• **What the task asks**
Write out all of the entries exactly as given.

• **Task inputs**
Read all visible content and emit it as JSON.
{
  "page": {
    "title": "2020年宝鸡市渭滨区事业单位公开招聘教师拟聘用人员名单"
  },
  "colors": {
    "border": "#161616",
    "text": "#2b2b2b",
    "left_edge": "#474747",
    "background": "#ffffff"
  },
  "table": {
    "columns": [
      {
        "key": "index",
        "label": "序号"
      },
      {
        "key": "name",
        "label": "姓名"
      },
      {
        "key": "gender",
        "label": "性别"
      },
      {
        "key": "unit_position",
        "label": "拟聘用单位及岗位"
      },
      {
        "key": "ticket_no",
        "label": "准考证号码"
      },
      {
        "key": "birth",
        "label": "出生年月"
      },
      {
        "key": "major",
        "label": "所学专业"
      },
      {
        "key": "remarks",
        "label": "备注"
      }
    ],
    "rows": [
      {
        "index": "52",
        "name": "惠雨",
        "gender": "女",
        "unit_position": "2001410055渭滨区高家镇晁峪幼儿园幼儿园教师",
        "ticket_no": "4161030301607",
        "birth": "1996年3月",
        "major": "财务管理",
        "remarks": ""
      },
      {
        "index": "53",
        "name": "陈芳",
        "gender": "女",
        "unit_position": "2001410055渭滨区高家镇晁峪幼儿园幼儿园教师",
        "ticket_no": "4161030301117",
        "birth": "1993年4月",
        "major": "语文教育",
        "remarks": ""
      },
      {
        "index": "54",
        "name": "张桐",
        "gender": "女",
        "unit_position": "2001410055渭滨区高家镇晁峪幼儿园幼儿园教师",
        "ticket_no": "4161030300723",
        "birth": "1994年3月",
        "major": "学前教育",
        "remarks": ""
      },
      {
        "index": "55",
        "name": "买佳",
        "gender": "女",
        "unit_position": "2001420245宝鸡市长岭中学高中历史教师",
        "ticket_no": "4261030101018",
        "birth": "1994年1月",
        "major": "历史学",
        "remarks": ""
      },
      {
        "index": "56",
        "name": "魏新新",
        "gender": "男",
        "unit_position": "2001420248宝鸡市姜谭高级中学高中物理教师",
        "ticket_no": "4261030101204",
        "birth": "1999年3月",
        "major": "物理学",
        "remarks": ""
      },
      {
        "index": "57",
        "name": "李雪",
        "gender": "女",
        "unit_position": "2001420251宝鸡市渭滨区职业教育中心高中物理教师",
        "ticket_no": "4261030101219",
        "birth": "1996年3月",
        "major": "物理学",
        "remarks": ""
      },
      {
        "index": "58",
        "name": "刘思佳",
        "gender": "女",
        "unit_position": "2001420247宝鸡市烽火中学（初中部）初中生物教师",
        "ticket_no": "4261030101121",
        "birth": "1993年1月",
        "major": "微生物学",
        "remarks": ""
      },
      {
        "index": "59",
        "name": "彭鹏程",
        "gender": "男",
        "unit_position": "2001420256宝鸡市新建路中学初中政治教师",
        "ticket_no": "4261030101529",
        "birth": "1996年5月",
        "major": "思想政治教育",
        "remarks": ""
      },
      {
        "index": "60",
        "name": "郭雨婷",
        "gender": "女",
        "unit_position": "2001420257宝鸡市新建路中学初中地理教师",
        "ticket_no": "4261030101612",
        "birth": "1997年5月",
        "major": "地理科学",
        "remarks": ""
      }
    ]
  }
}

• **Answer to the problem**
Read all visible content and emit it as JSON.
{
  "page": {
    "title": "2020年宝鸡市渭滨区事业单位公开招聘教师拟聘用人员名单"
  },
  "colors": {
    "border": "#161616",
    "text": "#2b2b2b",
    "left_edge": "#474747",
    "background": "#ffffff"
  },
  "table": {
    "columns": [
      {
        "key": "index",
        "label": "序号"
      },
      {
        "key": "name",
        "label": "姓名"
      },
      {
        "key": "gender",
        "label": "性别"
      },
      {
        "key": "unit_position",
        "label": "拟聘用单位及岗位"
      },
      {
        "key": "ticket_no",
        "label": "准考证号码"
      },
      {
        "key": "birth",
        "label": "出生年月"
      },
      {
        "key": "major",
        "label": "所学专业"
      },
      {
        "key": "remarks",
        "label": "备注"
      }
    ],
    "rows": [
      {
        "index": "52",
        "name": "惠雨",
        "gender": "女",
        "unit_position": "2001410055渭滨区高家镇晁峪幼儿园幼儿园教师",
        "ticket_no": "4161030301607",
        "birth": "1996年3月",
        "major": "财务管理",
        "remarks": ""
      },
      {
        "index": "53",
        "name": "陈芳",
        "gender": "女",
        "unit_position": "2001410055渭滨区高家镇晁峪幼儿园幼儿园教师",
        "ticket_no": "4161030301117",
        "birth": "1993年4月",
        "major": "语文教育",
        "remarks": ""
      },
      {
        "index": "54",
        "name": "张桐",
        "gender": "女",
        "unit_position": "2001410055渭滨区高家镇晁峪幼儿园幼儿园教师",
        "ticket_no": "4161030300723",
        "birth": "1994年3月",
        "major": "学前教育",
        "remarks": ""
      },
      {
        "index": "55",
        "name": "买佳",
        "gender": "女",
        "unit_position": "2001420245宝鸡市长岭中学高中历史教师",
        "ticket_no": "4261030101018",
        "birth": "1994年1月",
        "major": "历史学",
        "remarks": ""
      },
      {
        "index": "56",
        "name": "魏新新",
        "gender": "男",
        "unit_position": "2001420248宝鸡市姜谭高级中学高中物理教师",
        "ticket_no": "4261030101204",
        "birth": "1999年3月",
        "major": "物理学",
        "remarks": ""
      },
      {
        "index": "57",
        "name": "李雪",
        "gender": "女",
        "unit_position": "2001420251宝鸡市渭滨区职业教育中心高中物理教师",
        "ticket_no": "4261030101219",
        "birth": "1996年3月",
        "major": "物理学",
        "remarks": ""
      },
      {
        "index": "58",
        "name": "刘思佳",
        "gender": "女",
        "unit_position": "2001420247宝鸡市烽火中学（初中部）初中生物教师",
        "ticket_no": "4261030101121",
        "birth": "1993年1月",
        "major": "微生物学",
        "remarks": ""
      },
      {
        "index": "59",
        "name": "彭鹏程",
        "gender": "男",
        "unit_position": "2001420256宝鸡市新建路中学初中政治教师",
        "ticket_no": "4261030101529",
        "birth": "1996年5月",
        "major": "思想政治教育",
        "remarks": ""
      },
      {
        "index": "60",
        "name": "郭雨婷",
        "gender": "女",
        "unit_position": "2001420257宝鸡市新建路中学初中地理教师",
        "ticket_no": "4261030101612",
        "birth": "1997年5月",
        "major": "地理科学",
        "remarks": ""
      }
    ]
  }
}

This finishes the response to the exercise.